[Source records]
******

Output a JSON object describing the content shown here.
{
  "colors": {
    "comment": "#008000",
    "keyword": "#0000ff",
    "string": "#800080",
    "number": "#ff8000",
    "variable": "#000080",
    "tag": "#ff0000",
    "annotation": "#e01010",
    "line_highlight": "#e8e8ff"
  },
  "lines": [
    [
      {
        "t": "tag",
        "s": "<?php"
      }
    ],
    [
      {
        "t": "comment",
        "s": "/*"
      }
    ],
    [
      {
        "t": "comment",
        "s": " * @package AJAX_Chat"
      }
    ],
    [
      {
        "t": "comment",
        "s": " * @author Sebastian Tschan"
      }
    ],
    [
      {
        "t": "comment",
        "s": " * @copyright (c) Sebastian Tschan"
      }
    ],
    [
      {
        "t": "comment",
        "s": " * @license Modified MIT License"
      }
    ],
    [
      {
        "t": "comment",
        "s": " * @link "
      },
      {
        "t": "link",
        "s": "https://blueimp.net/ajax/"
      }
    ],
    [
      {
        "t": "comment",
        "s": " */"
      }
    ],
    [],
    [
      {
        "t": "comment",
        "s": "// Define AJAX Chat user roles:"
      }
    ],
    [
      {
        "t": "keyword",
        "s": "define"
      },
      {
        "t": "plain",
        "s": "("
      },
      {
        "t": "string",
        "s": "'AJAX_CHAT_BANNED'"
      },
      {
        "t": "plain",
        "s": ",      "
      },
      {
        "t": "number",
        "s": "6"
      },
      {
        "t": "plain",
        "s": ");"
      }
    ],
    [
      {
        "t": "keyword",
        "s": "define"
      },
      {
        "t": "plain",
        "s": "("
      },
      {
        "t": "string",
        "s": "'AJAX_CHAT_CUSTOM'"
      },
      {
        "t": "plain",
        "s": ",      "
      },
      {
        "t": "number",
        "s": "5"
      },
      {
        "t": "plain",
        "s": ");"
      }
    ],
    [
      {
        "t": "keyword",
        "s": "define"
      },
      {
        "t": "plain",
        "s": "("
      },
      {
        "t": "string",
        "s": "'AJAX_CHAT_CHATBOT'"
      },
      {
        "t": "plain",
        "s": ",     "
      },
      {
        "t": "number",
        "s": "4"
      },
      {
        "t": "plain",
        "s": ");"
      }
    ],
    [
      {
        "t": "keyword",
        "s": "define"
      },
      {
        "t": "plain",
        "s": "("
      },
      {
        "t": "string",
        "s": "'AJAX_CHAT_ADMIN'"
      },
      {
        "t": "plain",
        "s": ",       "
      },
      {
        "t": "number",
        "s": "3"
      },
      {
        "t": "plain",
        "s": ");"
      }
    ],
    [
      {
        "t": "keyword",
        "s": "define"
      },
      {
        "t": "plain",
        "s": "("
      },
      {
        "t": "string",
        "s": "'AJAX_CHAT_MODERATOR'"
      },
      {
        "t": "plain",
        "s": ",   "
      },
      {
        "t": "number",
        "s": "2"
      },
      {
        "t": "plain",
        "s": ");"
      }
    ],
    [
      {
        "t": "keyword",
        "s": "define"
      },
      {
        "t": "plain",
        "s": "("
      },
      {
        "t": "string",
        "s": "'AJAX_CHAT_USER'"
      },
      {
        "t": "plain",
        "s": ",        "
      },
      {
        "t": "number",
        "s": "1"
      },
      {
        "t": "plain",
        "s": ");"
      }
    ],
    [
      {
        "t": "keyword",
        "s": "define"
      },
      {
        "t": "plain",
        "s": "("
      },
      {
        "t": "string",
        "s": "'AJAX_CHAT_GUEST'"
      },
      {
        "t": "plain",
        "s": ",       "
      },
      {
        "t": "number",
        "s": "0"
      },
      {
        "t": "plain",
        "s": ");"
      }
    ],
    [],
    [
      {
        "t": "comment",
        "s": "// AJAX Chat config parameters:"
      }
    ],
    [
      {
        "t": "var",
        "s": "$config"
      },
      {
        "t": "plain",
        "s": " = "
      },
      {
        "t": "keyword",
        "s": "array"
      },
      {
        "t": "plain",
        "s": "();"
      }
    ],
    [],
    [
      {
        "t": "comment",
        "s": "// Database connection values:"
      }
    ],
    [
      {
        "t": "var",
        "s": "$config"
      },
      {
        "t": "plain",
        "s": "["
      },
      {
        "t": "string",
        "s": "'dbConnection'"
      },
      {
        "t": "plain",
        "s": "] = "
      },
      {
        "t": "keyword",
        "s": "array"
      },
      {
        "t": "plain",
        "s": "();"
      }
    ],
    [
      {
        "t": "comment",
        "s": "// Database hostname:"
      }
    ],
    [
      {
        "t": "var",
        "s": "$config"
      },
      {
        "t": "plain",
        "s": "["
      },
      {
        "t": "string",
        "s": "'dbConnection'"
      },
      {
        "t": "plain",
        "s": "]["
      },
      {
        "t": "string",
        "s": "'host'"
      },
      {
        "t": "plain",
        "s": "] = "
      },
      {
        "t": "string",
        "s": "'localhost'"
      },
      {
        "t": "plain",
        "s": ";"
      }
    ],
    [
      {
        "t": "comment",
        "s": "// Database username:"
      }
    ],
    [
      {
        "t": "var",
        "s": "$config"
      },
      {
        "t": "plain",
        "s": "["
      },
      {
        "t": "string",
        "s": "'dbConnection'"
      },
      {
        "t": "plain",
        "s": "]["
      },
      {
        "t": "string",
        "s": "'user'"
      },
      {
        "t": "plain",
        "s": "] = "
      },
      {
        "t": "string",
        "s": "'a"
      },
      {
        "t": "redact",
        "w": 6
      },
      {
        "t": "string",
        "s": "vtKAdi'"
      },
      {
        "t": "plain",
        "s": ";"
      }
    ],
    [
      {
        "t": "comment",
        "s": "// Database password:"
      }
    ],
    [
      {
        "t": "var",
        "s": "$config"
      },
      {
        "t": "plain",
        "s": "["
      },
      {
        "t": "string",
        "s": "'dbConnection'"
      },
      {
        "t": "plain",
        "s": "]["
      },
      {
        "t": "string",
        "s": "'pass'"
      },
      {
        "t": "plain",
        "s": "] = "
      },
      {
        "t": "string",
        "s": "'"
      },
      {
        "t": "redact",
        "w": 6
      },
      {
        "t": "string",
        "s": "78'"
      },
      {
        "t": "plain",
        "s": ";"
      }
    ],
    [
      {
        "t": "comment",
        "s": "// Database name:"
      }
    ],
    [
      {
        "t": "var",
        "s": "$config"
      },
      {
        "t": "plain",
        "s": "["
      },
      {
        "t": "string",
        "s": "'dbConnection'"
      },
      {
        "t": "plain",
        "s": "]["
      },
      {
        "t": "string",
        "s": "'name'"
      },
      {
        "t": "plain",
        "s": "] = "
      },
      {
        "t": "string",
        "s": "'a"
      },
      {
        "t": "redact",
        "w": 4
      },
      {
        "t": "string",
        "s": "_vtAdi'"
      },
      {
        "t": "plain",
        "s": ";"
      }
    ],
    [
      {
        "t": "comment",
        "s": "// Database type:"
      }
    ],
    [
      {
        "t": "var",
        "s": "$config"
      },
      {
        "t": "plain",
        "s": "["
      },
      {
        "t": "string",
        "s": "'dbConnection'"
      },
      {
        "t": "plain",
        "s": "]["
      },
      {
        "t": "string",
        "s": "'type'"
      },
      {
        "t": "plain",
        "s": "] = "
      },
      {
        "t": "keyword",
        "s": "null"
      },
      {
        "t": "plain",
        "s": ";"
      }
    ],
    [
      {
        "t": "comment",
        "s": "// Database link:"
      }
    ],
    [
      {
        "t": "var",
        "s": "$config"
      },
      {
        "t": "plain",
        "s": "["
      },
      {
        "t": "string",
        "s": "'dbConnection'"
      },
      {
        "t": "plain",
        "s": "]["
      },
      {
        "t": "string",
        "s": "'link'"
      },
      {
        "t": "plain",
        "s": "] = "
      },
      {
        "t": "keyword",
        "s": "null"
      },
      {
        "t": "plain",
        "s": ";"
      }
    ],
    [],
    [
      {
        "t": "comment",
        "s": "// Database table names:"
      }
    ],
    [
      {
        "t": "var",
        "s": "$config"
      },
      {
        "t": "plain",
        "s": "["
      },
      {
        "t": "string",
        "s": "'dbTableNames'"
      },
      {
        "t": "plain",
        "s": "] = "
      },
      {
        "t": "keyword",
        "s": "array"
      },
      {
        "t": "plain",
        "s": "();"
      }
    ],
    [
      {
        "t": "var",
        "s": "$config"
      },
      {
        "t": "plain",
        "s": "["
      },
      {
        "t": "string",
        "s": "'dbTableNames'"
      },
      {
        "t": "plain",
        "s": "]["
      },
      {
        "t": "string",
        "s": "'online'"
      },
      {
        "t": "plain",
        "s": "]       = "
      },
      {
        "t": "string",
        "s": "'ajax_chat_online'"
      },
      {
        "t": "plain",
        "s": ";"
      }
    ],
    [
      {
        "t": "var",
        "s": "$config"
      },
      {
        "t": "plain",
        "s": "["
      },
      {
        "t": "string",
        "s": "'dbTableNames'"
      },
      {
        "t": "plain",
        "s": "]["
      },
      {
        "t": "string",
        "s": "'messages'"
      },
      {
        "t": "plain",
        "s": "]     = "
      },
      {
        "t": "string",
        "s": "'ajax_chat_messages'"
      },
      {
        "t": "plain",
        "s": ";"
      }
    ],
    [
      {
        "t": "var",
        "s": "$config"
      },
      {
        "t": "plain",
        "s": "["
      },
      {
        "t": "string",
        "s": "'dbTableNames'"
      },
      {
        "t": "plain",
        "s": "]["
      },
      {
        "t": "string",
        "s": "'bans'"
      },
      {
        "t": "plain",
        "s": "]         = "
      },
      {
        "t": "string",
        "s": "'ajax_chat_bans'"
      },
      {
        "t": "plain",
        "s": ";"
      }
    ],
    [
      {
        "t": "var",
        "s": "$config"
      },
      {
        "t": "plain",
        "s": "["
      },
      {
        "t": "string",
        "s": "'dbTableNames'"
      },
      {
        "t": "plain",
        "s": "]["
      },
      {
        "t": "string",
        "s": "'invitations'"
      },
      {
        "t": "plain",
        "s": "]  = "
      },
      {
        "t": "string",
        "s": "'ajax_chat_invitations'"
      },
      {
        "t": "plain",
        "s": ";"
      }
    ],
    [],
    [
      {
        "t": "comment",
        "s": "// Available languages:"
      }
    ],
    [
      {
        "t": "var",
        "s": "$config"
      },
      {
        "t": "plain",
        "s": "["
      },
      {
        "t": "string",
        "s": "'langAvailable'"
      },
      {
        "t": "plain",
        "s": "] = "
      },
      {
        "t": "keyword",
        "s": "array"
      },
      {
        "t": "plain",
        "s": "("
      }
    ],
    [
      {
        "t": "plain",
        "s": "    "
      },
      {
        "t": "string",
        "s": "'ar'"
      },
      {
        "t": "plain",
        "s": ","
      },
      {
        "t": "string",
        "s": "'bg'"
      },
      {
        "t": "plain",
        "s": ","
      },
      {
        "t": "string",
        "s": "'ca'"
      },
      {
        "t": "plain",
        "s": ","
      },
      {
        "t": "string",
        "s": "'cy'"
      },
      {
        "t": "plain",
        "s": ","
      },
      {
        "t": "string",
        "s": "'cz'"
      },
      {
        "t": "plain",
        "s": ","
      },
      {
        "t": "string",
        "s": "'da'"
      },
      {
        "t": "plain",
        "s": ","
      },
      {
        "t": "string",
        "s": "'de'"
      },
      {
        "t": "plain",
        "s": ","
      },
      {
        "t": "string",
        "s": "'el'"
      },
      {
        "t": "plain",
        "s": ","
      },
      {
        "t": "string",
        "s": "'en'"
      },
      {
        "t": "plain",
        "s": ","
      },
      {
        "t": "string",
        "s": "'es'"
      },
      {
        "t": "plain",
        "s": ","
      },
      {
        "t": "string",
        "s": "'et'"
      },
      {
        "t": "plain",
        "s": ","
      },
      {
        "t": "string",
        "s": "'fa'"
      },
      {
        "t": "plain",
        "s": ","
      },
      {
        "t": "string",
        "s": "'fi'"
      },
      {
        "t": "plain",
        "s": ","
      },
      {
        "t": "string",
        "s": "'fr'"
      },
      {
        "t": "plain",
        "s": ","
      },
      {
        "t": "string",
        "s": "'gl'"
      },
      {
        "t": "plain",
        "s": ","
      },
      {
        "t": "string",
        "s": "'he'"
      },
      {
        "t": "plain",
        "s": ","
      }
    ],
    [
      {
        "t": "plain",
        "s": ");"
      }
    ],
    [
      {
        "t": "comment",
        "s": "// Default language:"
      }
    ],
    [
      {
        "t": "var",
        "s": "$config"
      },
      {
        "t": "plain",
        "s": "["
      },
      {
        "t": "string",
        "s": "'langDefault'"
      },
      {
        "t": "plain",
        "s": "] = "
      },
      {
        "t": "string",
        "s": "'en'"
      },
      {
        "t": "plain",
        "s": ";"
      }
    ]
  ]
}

******

WHAT THE TASK REQUIRES: Copy every line from the records above that contains the word "Database".

SOLUTION TO THE EXERCISE:
        "s": "// Database connection values:"
        "s": "// Database hostname:"
        "s": "// Database username:"
        "s": "// Database password:"
        "s": "// Database name:"
        "s": "// Database type:"
        "s": "// Database link:"
        "s": "// Database table names:"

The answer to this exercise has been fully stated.